Excerpt from a dataset:
□ □ □ □ □ □ □

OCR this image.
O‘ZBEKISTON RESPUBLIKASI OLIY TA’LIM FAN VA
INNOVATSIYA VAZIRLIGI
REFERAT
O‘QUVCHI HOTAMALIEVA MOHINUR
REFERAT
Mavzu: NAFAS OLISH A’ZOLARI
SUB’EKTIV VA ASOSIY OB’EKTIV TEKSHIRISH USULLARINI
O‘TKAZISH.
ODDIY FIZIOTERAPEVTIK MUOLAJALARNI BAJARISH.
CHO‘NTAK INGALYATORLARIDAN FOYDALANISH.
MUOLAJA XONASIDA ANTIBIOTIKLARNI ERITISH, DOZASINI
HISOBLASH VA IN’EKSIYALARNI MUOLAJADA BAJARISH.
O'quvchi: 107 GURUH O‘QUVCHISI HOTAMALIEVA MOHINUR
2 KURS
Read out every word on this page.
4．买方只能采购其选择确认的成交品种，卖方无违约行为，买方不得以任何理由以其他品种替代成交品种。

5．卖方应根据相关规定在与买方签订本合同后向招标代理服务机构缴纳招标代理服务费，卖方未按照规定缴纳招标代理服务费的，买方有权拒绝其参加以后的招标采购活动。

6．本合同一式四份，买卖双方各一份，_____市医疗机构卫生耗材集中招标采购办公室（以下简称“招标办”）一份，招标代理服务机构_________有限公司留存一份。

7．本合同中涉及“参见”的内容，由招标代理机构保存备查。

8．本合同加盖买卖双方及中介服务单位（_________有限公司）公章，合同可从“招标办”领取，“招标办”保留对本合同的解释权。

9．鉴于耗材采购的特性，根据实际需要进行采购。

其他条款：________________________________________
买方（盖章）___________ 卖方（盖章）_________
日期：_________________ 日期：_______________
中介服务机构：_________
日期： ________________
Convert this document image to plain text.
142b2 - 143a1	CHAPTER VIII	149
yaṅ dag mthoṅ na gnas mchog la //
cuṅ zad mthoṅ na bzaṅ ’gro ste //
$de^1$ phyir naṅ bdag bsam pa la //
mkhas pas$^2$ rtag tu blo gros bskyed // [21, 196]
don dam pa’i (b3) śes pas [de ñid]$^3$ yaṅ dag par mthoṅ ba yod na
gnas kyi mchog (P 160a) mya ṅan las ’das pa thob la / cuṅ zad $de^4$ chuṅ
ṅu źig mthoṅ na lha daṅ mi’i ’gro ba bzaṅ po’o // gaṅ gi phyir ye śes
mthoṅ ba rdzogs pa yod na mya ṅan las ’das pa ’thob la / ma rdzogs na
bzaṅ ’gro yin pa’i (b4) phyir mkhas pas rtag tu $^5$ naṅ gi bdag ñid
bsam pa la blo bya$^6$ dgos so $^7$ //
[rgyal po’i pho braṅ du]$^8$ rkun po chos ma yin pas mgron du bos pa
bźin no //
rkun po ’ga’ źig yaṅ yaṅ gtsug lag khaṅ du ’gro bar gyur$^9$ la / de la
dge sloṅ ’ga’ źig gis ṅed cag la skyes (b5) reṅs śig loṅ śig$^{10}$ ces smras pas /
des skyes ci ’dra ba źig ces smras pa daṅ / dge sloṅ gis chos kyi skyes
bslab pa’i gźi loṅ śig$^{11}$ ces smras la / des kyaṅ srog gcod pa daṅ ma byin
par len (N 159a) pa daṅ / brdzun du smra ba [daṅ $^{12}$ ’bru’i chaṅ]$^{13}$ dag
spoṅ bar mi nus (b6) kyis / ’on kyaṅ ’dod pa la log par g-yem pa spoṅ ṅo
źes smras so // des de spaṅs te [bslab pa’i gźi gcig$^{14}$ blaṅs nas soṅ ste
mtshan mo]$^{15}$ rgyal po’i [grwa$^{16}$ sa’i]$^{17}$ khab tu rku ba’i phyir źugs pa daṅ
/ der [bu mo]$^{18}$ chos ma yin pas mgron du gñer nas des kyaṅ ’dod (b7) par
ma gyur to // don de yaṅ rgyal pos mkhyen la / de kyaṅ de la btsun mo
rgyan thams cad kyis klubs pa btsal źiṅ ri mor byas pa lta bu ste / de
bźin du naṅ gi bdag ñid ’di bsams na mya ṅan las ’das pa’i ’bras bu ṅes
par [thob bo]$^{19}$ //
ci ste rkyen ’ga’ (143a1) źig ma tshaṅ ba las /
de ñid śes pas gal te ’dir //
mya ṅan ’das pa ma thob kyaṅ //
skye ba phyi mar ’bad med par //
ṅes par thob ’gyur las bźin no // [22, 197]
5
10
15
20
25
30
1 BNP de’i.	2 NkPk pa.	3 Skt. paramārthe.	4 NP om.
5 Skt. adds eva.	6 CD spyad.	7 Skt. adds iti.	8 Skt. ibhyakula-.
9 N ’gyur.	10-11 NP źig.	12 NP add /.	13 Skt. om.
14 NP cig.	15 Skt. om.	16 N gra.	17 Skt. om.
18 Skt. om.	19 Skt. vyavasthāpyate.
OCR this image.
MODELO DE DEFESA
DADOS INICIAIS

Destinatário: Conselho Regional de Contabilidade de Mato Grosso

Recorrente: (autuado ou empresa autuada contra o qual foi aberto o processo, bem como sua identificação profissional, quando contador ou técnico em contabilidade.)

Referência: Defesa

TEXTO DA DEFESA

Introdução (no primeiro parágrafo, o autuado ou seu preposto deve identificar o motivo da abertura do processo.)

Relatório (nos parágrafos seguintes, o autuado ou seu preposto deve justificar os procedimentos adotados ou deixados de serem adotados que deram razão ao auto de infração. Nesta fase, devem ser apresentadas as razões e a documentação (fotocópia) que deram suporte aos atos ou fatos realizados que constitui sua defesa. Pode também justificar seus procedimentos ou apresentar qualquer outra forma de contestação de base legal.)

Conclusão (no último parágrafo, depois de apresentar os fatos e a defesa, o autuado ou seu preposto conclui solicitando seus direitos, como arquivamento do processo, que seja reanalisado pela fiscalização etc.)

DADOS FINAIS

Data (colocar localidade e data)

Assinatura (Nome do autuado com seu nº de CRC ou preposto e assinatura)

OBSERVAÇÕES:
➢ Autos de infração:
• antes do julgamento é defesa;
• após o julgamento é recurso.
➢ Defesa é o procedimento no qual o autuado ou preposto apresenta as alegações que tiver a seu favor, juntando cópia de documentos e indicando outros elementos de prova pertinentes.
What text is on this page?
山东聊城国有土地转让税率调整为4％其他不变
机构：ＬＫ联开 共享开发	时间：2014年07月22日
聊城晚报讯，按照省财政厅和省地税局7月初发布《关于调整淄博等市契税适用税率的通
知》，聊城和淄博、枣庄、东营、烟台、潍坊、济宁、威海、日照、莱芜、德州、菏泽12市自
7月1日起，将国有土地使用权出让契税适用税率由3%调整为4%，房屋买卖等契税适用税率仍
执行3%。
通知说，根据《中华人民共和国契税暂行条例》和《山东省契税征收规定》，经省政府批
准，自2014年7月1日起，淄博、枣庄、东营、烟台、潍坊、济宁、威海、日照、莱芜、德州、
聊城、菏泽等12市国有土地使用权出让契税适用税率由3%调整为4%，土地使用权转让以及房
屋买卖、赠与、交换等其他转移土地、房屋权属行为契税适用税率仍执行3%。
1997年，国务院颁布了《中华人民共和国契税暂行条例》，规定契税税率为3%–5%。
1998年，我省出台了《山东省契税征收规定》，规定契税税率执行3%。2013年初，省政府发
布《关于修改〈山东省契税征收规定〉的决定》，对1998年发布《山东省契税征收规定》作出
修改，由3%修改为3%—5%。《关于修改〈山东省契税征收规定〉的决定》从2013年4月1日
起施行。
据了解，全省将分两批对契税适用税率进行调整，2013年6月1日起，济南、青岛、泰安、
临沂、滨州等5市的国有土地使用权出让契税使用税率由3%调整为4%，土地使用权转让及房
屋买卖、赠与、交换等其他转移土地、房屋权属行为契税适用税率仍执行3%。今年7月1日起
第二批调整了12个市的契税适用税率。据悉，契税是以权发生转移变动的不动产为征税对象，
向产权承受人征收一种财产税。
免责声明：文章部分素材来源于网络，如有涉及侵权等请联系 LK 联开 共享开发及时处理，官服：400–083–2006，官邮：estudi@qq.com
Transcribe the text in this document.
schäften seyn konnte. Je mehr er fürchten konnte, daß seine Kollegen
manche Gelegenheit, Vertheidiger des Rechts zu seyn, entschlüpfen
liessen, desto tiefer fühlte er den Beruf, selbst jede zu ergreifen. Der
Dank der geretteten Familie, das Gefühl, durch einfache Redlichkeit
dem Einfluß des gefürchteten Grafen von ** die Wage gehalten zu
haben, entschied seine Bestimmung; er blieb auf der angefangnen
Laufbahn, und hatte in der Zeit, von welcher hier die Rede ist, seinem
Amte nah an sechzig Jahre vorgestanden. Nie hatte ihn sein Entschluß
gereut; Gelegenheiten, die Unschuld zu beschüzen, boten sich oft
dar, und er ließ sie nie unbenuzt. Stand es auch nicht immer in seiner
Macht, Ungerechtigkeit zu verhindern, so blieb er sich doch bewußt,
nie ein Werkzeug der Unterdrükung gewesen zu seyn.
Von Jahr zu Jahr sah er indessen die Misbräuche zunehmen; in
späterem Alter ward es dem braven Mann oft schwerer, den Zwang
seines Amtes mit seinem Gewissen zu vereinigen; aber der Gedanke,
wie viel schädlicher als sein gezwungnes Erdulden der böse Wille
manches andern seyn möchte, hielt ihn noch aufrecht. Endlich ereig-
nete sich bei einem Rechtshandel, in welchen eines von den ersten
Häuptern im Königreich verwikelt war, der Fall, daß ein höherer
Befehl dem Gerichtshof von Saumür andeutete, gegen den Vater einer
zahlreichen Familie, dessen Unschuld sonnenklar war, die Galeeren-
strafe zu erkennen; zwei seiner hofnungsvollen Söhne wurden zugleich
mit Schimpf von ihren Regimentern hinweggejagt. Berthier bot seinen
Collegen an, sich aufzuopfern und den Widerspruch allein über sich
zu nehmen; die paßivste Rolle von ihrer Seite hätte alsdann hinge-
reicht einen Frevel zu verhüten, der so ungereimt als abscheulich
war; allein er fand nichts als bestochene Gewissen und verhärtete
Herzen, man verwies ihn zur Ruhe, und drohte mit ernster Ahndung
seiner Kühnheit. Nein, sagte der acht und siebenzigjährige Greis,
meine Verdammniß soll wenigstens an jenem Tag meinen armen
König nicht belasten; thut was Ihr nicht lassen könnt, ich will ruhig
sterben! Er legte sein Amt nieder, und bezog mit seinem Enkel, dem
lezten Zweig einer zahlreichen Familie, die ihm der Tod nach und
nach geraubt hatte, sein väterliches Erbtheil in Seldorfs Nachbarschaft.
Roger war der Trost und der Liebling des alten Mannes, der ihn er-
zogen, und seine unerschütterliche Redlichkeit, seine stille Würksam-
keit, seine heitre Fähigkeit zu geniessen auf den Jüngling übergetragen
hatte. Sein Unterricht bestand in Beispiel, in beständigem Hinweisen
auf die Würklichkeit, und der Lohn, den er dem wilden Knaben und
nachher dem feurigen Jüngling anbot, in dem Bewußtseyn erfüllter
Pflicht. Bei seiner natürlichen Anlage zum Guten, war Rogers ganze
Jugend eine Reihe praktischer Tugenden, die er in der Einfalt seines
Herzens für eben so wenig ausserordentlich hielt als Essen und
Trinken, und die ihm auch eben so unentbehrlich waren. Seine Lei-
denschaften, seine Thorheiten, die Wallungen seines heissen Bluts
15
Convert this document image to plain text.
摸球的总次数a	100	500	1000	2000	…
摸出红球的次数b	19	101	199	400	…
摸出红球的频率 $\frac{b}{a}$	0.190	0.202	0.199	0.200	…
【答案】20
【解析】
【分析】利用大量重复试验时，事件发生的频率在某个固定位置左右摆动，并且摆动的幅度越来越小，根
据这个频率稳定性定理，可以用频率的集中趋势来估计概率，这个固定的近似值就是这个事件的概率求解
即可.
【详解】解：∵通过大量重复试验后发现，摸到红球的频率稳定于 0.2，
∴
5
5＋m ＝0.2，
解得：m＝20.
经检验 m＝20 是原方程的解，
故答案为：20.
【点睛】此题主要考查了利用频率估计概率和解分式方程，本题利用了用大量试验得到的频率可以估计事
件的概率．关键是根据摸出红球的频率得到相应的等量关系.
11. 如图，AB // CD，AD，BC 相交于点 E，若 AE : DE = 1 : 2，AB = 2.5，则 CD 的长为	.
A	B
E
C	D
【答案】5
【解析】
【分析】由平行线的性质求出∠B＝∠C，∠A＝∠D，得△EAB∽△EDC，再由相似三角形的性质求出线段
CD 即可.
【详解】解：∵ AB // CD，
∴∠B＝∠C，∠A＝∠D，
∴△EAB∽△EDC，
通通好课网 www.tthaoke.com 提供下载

□ □ □ □ □ □ □

Pull every line holding "MOHINUR" out of the records.

» EXERCISE RESULT
O‘QUVCHI HOTAMALIEVA MOHINUR
O'quvchi: 107 GURUH O‘QUVCHISI HOTAMALIEVA MOHINUR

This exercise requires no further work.